• _Do this_:
Copy out the data from the line that contains "Annotate this image: element" through the line that contains "indicator-button[interactable] bbox=[515, 990, 535, 1016]", inclusive, reproducing each line unchanged.

• _Listing_:
>>>>>
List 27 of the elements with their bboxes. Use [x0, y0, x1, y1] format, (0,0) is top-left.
<<<<<
>>>>>
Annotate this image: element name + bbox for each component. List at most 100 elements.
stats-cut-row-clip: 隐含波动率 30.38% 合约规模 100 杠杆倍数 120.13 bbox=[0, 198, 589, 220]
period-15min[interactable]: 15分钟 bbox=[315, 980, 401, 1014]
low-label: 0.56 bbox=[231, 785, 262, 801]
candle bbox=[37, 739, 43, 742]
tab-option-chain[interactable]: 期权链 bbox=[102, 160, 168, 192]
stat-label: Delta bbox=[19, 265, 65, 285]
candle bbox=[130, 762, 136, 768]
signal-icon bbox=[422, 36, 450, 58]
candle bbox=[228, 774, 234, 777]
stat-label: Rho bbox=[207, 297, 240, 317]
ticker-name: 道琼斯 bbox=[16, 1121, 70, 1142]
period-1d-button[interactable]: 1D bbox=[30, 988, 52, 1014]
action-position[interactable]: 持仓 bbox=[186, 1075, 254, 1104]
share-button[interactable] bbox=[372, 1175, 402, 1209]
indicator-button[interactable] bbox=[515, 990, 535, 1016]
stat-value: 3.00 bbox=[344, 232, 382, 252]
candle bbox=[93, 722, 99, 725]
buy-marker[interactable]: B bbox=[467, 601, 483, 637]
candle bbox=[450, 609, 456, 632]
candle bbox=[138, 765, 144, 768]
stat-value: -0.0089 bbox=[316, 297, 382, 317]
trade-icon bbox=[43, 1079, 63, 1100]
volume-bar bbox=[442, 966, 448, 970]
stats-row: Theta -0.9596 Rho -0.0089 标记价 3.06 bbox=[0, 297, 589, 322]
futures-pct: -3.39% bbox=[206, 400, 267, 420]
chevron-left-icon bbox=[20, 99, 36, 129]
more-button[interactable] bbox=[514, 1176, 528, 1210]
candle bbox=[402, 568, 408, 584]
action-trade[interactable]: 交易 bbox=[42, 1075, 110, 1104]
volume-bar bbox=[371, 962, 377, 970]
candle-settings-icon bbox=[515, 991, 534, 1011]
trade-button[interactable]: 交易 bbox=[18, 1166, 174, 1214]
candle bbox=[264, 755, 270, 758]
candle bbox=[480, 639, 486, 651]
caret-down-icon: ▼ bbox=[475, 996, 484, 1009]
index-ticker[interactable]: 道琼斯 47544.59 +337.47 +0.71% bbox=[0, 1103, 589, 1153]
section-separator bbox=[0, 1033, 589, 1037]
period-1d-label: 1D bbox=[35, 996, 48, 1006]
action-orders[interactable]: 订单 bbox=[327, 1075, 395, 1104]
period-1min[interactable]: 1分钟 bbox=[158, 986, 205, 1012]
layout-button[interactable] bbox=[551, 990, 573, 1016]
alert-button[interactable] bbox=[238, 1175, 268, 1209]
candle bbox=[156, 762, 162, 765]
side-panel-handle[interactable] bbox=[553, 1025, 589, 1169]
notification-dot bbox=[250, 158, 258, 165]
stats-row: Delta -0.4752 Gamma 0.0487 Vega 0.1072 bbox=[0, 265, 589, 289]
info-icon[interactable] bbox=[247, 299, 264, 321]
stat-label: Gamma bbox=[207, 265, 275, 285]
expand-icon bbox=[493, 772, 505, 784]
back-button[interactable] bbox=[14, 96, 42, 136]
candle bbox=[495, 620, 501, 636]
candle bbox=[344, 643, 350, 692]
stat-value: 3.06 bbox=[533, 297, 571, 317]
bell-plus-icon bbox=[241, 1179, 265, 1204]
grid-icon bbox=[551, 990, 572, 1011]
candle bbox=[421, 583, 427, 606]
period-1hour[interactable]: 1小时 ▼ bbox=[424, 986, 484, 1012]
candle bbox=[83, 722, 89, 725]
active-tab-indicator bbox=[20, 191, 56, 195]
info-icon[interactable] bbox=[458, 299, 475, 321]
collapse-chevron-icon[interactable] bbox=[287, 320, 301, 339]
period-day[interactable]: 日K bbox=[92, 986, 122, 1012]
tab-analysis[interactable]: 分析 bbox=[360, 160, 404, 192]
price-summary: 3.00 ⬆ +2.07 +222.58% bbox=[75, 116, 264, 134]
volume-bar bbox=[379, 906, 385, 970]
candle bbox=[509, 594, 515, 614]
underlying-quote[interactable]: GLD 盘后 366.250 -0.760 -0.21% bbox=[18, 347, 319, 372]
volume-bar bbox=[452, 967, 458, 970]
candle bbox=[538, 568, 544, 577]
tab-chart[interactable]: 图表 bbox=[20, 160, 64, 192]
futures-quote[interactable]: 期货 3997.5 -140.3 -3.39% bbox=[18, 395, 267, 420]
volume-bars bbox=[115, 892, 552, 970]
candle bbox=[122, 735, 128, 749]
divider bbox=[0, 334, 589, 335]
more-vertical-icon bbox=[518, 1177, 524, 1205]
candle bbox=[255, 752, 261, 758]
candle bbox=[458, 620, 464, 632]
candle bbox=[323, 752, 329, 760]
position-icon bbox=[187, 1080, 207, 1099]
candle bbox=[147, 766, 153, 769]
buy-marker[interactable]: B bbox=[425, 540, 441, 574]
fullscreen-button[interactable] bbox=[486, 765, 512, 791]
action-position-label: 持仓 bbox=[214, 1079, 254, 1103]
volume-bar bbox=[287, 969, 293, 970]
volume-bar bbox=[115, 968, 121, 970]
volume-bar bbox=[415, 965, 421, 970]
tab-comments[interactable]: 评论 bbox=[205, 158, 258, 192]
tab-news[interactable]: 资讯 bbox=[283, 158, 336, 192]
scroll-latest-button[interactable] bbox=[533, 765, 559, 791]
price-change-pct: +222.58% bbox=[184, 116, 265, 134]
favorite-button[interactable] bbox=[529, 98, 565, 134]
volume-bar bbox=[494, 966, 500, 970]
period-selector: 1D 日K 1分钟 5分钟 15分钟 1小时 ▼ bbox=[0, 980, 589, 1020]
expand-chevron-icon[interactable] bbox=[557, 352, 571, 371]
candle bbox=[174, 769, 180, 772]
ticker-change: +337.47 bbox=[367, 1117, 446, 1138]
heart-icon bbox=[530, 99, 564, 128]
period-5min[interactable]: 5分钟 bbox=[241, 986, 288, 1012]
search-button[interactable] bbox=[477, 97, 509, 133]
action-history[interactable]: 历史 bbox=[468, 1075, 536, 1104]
<<<<<
• _The output_:
Annotate this image: element name + bbox for each component. List at most 100 elements.
stats-cut-row-clip: 隐含波动率 30.38% 合约规模 100 杠杆倍数 120.13 bbox=[0, 198, 589, 220]
period-15min[interactable]: 15分钟 bbox=[315, 980, 401, 1014]
low-label: 0.56 bbox=[231, 785, 262, 801]
candle bbox=[37, 739, 43, 742]
tab-option-chain[interactable]: 期权链 bbox=[102, 160, 168, 192]
stat-label: Delta bbox=[19, 265, 65, 285]
candle bbox=[130, 762, 136, 768]
signal-icon bbox=[422, 36, 450, 58]
candle bbox=[228, 774, 234, 777]
stat-label: Rho bbox=[207, 297, 240, 317]
ticker-name: 道琼斯 bbox=[16, 1121, 70, 1142]
period-1d-button[interactable]: 1D bbox=[30, 988, 52, 1014]
action-position[interactable]: 持仓 bbox=[186, 1075, 254, 1104]
share-button[interactable] bbox=[372, 1175, 402, 1209]
indicator-button[interactable] bbox=[515, 990, 535, 1016]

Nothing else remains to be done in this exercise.